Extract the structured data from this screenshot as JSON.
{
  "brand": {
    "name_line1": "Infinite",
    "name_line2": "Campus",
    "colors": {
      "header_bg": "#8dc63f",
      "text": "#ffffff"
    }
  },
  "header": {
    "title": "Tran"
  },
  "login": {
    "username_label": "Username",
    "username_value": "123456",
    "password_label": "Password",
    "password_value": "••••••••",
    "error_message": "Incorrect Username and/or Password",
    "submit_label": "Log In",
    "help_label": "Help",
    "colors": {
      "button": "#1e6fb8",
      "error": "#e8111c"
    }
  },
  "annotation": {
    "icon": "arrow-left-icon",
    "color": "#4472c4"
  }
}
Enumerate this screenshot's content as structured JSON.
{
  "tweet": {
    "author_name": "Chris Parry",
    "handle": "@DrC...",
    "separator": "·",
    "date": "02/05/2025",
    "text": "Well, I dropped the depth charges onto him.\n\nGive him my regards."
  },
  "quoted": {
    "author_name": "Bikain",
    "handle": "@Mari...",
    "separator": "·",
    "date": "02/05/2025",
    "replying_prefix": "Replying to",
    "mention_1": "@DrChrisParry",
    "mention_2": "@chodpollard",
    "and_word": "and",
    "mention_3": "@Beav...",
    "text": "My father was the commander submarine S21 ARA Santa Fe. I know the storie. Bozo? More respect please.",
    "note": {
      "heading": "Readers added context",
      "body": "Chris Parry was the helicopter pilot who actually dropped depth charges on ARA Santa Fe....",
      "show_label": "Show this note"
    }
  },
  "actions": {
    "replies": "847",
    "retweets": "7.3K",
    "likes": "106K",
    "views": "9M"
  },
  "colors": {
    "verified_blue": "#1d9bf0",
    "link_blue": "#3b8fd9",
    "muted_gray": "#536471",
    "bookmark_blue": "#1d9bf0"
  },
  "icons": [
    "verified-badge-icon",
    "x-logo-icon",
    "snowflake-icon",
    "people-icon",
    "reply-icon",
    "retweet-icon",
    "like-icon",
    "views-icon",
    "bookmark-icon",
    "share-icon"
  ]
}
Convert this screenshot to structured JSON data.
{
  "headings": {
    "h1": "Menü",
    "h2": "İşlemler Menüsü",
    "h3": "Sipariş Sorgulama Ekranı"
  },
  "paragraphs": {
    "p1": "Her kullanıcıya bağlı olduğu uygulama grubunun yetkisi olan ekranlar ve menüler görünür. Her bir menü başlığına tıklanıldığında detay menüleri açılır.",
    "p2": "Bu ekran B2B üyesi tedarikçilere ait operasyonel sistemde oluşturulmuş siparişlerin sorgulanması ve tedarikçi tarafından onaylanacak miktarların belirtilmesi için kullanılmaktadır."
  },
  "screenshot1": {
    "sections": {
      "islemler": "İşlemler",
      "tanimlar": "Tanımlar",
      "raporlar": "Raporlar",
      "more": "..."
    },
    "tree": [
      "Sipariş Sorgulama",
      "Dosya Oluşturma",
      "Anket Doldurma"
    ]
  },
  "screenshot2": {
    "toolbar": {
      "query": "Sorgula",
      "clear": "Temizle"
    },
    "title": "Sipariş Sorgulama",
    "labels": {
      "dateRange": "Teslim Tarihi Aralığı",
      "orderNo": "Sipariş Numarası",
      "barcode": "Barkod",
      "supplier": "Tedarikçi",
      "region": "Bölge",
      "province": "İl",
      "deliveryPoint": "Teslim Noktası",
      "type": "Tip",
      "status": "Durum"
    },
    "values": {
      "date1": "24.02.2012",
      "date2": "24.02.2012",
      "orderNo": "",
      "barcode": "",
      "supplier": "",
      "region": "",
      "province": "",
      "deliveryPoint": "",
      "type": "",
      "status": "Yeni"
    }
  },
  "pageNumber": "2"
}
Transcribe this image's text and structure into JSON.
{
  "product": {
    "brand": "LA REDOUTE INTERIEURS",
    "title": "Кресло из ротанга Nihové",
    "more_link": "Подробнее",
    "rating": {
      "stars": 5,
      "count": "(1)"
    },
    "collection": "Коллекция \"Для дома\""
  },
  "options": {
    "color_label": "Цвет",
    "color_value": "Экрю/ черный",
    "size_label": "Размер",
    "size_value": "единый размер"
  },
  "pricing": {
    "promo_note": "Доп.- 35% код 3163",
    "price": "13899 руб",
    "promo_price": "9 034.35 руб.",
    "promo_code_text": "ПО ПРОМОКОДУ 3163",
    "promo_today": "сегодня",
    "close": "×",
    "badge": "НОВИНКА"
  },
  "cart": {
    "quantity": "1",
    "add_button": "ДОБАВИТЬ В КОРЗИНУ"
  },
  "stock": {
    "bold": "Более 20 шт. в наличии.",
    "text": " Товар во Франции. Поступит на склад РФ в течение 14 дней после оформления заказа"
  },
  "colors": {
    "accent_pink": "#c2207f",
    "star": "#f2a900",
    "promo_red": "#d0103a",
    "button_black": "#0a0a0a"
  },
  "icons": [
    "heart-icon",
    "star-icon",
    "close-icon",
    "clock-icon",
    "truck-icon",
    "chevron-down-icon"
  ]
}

_EXERCISE BRIEF_: Retype the whole listing above exactly.

_RESULT OF THIS EXERCISE_:
Extract the structured data from this screenshot as JSON.
{
  "brand": {
    "name_line1": "Infinite",
    "name_line2": "Campus",
    "colors": {
      "header_bg": "#8dc63f",
      "text": "#ffffff"
    }
  },
  "header": {
    "title": "Tran"
  },
  "login": {
    "username_label": "Username",
    "username_value": "123456",
    "password_label": "Password",
    "password_value": "••••••••",
    "error_message": "Incorrect Username and/or Password",
    "submit_label": "Log In",
    "help_label": "Help",
    "colors": {
      "button": "#1e6fb8",
      "error": "#e8111c"
    }
  },
  "annotation": {
    "icon": "arrow-left-icon",
    "color": "#4472c4"
  }
}
Enumerate this screenshot's content as structured JSON.
{
  "tweet": {
    "author_name": "Chris Parry",
    "handle": "@DrC...",
    "separator": "·",
    "date": "02/05/2025",
    "text": "Well, I dropped the depth charges onto him.\n\nGive him my regards."
  },
  "quoted": {
    "author_name": "Bikain",
    "handle": "@Mari...",
    "separator": "·",
    "date": "02/05/2025",
    "replying_prefix": "Replying to",
    "mention_1": "@DrChrisParry",
    "mention_2": "@chodpollard",
    "and_word": "and",
    "mention_3": "@Beav...",
    "text": "My father was the commander submarine S21 ARA Santa Fe. I know the storie. Bozo? More respect please.",
    "note": {
      "heading": "Readers added context",
      "body": "Chris Parry was the helicopter pilot who actually dropped depth charges on ARA Santa Fe....",
      "show_label": "Show this note"
    }
  },
  "actions": {
    "replies": "847",
    "retweets": "7.3K",
    "likes": "106K",
    "views": "9M"
  },
  "colors": {
    "verified_blue": "#1d9bf0",
    "link_blue": "#3b8fd9",
    "muted_gray": "#536471",
    "bookmark_blue": "#1d9bf0"
  },
  "icons": [
    "verified-badge-icon",
    "x-logo-icon",
    "snowflake-icon",
    "people-icon",
    "reply-icon",
    "retweet-icon",
    "like-icon",
    "views-icon",
    "bookmark-icon",
    "share-icon"
  ]
}
Convert this screenshot to structured JSON data.
{
  "headings": {
    "h1": "Menü",
    "h2": "İşlemler Menüsü",
    "h3": "Sipariş Sorgulama Ekranı"
  },
  "paragraphs": {
    "p1": "Her kullanıcıya bağlı olduğu uygulama grubunun yetkisi olan ekranlar ve menüler görünür. Her bir menü başlığına tıklanıldığında detay menüleri açılır.",
    "p2": "Bu ekran B2B üyesi tedarikçilere ait operasyonel sistemde oluşturulmuş siparişlerin sorgulanması ve tedarikçi tarafından onaylanacak miktarların belirtilmesi için kullanılmaktadır."
  },
  "screenshot1": {
    "sections": {
      "islemler": "İşlemler",
      "tanimlar": "Tanımlar",
      "raporlar": "Raporlar",
      "more": "..."
    },
    "tree": [
      "Sipariş Sorgulama",
      "Dosya Oluşturma",
      "Anket Doldurma"
    ]
  },
  "screenshot2": {
    "toolbar": {
      "query": "Sorgula",
      "clear": "Temizle"
    },
    "title": "Sipariş Sorgulama",
    "labels": {
      "dateRange": "Teslim Tarihi Aralığı",
      "orderNo": "Sipariş Numarası",
      "barcode": "Barkod",
      "supplier": "Tedarikçi",
      "region": "Bölge",
      "province": "İl",
      "deliveryPoint": "Teslim Noktası",
      "type": "Tip",
      "status": "Durum"
    },
    "values": {
      "date1": "24.02.2012",
      "date2": "24.02.2012",
      "orderNo": "",
      "barcode": "",
      "supplier": "",
      "region": "",
      "province": "",
      "deliveryPoint": "",
      "type": "",
      "status": "Yeni"
    }
  },
  "pageNumber": "2"
}
Transcribe this image's text and structure into JSON.
{
  "product": {
    "brand": "LA REDOUTE INTERIEURS",
    "title": "Кресло из ротанга Nihové",
    "more_link": "Подробнее",
    "rating": {
      "stars": 5,
      "count": "(1)"
    },
    "collection": "Коллекция \"Для дома\""
  },
  "options": {
    "color_label": "Цвет",
    "color_value": "Экрю/ черный",
    "size_label": "Размер",
    "size_value": "единый размер"
  },
  "pricing": {
    "promo_note": "Доп.- 35% код 3163",
    "price": "13899 руб",
    "promo_price": "9 034.35 руб.",
    "promo_code_text": "ПО ПРОМОКОДУ 3163",
    "promo_today": "сегодня",
    "close": "×",
    "badge": "НОВИНКА"
  },
  "cart": {
    "quantity": "1",
    "add_button": "ДОБАВИТЬ В КОРЗИНУ"
  },
  "stock": {
    "bold": "Более 20 шт. в наличии.",
    "text": " Товар во Франции. Поступит на склад РФ в течение 14 дней после оформления заказа"
  },
  "colors": {
    "accent_pink": "#c2207f",
    "star": "#f2a900",
    "promo_red": "#d0103a",
    "button_black": "#0a0a0a"
  },
  "icons": [
    "heart-icon",
    "star-icon",
    "close-icon",
    "clock-icon",
    "truck-icon",
    "chevron-down-icon"
  ]
}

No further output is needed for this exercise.